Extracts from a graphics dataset

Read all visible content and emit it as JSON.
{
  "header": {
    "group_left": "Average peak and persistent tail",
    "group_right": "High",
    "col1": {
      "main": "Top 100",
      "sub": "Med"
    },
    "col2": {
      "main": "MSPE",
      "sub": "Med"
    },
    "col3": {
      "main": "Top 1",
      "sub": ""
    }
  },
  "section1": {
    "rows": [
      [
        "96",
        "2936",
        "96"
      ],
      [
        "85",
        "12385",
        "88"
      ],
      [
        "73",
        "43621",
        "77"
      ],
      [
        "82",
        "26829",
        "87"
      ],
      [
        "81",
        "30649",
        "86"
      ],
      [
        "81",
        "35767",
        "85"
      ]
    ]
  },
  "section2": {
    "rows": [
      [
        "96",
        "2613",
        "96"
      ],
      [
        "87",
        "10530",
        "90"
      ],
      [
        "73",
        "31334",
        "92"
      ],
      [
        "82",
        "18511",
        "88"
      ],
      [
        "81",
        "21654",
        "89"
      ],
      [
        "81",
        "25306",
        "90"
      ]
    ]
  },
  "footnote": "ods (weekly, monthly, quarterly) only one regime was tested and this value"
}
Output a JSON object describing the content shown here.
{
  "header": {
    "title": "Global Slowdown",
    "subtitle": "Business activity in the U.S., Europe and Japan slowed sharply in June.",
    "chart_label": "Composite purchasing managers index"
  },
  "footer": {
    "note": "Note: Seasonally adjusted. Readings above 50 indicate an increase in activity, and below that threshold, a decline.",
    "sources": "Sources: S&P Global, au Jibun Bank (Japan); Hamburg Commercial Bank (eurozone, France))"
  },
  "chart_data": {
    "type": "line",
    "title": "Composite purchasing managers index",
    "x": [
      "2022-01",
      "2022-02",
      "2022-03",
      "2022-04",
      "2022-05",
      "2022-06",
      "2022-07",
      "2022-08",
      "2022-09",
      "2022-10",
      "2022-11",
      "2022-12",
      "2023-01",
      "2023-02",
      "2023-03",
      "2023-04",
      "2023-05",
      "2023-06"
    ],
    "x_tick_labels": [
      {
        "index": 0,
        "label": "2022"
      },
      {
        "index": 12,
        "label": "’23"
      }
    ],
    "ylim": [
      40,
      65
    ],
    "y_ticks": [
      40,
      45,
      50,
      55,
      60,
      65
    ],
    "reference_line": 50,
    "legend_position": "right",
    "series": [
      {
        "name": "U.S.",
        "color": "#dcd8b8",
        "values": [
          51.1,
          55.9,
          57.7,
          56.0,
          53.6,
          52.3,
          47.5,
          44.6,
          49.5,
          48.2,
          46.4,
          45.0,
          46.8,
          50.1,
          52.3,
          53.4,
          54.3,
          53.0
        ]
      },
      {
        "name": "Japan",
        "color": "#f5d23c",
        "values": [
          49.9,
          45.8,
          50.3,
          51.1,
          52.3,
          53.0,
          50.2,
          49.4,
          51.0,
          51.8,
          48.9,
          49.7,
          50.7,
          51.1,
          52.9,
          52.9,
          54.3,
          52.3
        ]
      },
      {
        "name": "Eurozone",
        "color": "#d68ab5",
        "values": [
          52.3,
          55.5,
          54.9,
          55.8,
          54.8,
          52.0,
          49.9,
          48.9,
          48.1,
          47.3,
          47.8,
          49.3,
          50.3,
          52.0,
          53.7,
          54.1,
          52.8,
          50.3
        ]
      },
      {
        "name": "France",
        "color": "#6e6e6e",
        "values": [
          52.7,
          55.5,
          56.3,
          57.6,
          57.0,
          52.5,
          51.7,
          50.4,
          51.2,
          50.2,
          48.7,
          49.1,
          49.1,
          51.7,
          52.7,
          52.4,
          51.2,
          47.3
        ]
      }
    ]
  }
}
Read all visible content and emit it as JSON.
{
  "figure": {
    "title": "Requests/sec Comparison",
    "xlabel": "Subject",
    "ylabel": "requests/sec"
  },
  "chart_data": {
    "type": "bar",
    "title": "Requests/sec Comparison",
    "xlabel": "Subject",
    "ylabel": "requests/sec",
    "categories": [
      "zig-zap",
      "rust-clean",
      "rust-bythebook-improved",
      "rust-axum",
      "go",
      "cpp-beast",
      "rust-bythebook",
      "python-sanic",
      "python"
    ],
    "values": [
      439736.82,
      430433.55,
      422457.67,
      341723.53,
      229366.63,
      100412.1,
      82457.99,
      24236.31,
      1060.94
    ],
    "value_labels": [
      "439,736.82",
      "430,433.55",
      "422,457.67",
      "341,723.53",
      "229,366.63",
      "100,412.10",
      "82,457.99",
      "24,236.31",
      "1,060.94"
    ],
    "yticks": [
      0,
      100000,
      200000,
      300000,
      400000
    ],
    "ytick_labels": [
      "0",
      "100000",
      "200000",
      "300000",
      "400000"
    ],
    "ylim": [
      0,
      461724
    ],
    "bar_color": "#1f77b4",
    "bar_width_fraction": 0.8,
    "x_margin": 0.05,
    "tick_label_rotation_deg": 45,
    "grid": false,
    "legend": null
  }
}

- **CHALLENGE**:
Copy every line of the records above that holds the word "bythebook".

- **SOLVED EXERCISE**:
      "rust-bythebook-improved",
      "rust-bythebook",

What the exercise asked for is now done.